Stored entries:
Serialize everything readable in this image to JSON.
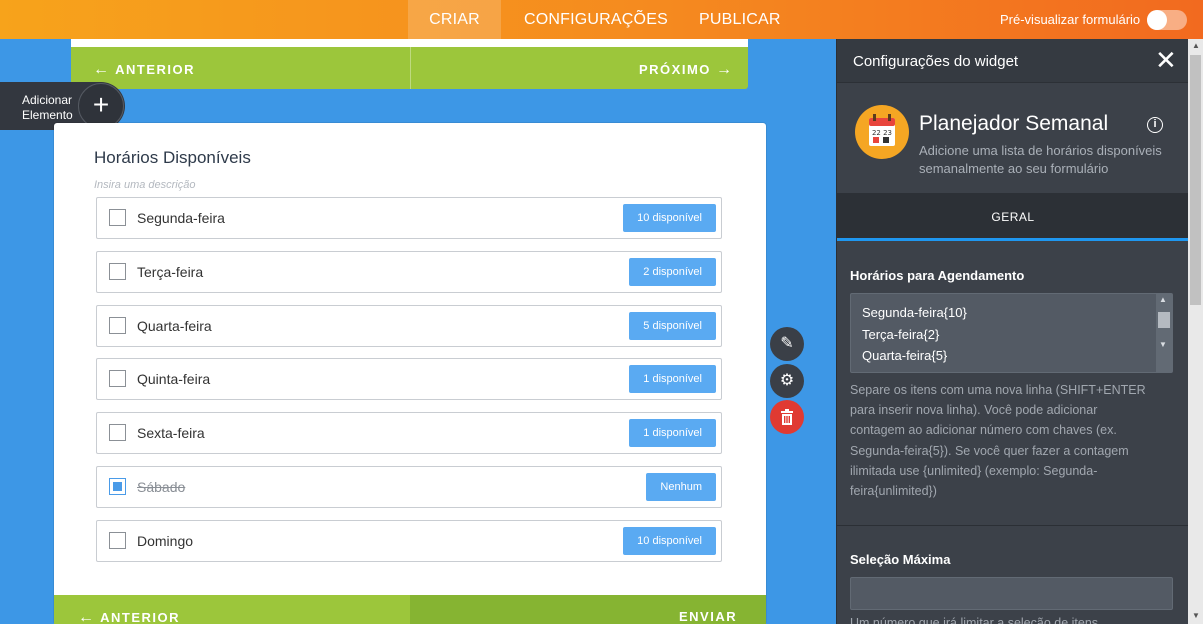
{
  "topbar": {
    "tabs": [
      {
        "label": "CRIAR"
      },
      {
        "label": "CONFIGURAÇÕES"
      },
      {
        "label": "PUBLICAR"
      }
    ],
    "preview_label": "Pré-visualizar formulário"
  },
  "canvas": {
    "prev_page": {
      "back_label": "ANTERIOR",
      "next_label": "PRÓXIMO"
    },
    "add_element": {
      "line1": "Adicionar",
      "line2": "Elemento"
    },
    "question": {
      "title": "Horários Disponíveis",
      "description_placeholder": "Insira uma descrição",
      "options": [
        {
          "label": "Segunda-feira",
          "badge": "10 disponível",
          "checked": false
        },
        {
          "label": "Terça-feira",
          "badge": "2 disponível",
          "checked": false
        },
        {
          "label": "Quarta-feira",
          "badge": "5 disponível",
          "checked": false
        },
        {
          "label": "Quinta-feira",
          "badge": "1 disponível",
          "checked": false
        },
        {
          "label": "Sexta-feira",
          "badge": "1 disponível",
          "checked": false
        },
        {
          "label": "Sábado",
          "badge": "Nenhum",
          "checked": true
        },
        {
          "label": "Domingo",
          "badge": "10 disponível",
          "checked": false
        }
      ]
    },
    "footer": {
      "back_label": "ANTERIOR",
      "submit_label": "ENVIAR"
    }
  },
  "panel": {
    "title": "Configurações do widget",
    "widget": {
      "name": "Planejador Semanal",
      "description": "Adicione uma lista de horários disponíveis semanalmente ao seu formulário",
      "icon_days": "22 23"
    },
    "tab": "GERAL",
    "schedule": {
      "label": "Horários para Agendamento",
      "lines": [
        "Segunda-feira{10}",
        "Terça-feira{2}",
        "Quarta-feira{5}"
      ],
      "help": "Separe os itens com uma nova linha (SHIFT+ENTER para inserir nova linha). Você pode adicionar contagem ao adicionar número com chaves (ex. Segunda-feira{5}). Se você quer fazer a contagem ilimitada use {unlimited} (exemplo: Segunda-feira{unlimited})"
    },
    "max_selection": {
      "label": "Seleção Máxima",
      "value": "",
      "help": "Um número que irá limitar a seleção de itens"
    }
  },
  "colors": {
    "topbar_start": "#f7a31b",
    "topbar_end": "#f26a1f",
    "canvas_bg": "#3d97e6",
    "green": "#9cc63b",
    "badge_blue": "#5aaaf2",
    "panel_bg": "#3c4149",
    "tab_accent": "#1f97f0",
    "delete_red": "#e03a32"
  }
}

(Goal)
Without the pictures, write out every entry precisely as it appears.

(Complete response)
Serialize everything readable in this image to JSON.
{
  "topbar": {
    "tabs": [
      {
        "label": "CRIAR"
      },
      {
        "label": "CONFIGURAÇÕES"
      },
      {
        "label": "PUBLICAR"
      }
    ],
    "preview_label": "Pré-visualizar formulário"
  },
  "canvas": {
    "prev_page": {
      "back_label": "ANTERIOR",
      "next_label": "PRÓXIMO"
    },
    "add_element": {
      "line1": "Adicionar",
      "line2": "Elemento"
    },
    "question": {
      "title": "Horários Disponíveis",
      "description_placeholder": "Insira uma descrição",
      "options": [
        {
          "label": "Segunda-feira",
          "badge": "10 disponível",
          "checked": false
        },
        {
          "label": "Terça-feira",
          "badge": "2 disponível",
          "checked": false
        },
        {
          "label": "Quarta-feira",
          "badge": "5 disponível",
          "checked": false
        },
        {
          "label": "Quinta-feira",
          "badge": "1 disponível",
          "checked": false
        },
        {
          "label": "Sexta-feira",
          "badge": "1 disponível",
          "checked": false
        },
        {
          "label": "Sábado",
          "badge": "Nenhum",
          "checked": true
        },
        {
          "label": "Domingo",
          "badge": "10 disponível",
          "checked": false
        }
      ]
    },
    "footer": {
      "back_label": "ANTERIOR",
      "submit_label": "ENVIAR"
    }
  },
  "panel": {
    "title": "Configurações do widget",
    "widget": {
      "name": "Planejador Semanal",
      "description": "Adicione uma lista de horários disponíveis semanalmente ao seu formulário",
      "icon_days": "22 23"
    },
    "tab": "GERAL",
    "schedule": {
      "label": "Horários para Agendamento",
      "lines": [
        "Segunda-feira{10}",
        "Terça-feira{2}",
        "Quarta-feira{5}"
      ],
      "help": "Separe os itens com uma nova linha (SHIFT+ENTER para inserir nova linha). Você pode adicionar contagem ao adicionar número com chaves (ex. Segunda-feira{5}). Se você quer fazer a contagem ilimitada use {unlimited} (exemplo: Segunda-feira{unlimited})"
    },
    "max_selection": {
      "label": "Seleção Máxima",
      "value": "",
      "help": "Um número que irá limitar a seleção de itens"
    }
  },
  "colors": {
    "topbar_start": "#f7a31b",
    "topbar_end": "#f26a1f",
    "canvas_bg": "#3d97e6",
    "green": "#9cc63b",
    "badge_blue": "#5aaaf2",
    "panel_bg": "#3c4149",
    "tab_accent": "#1f97f0",
    "delete_red": "#e03a32"
  }
}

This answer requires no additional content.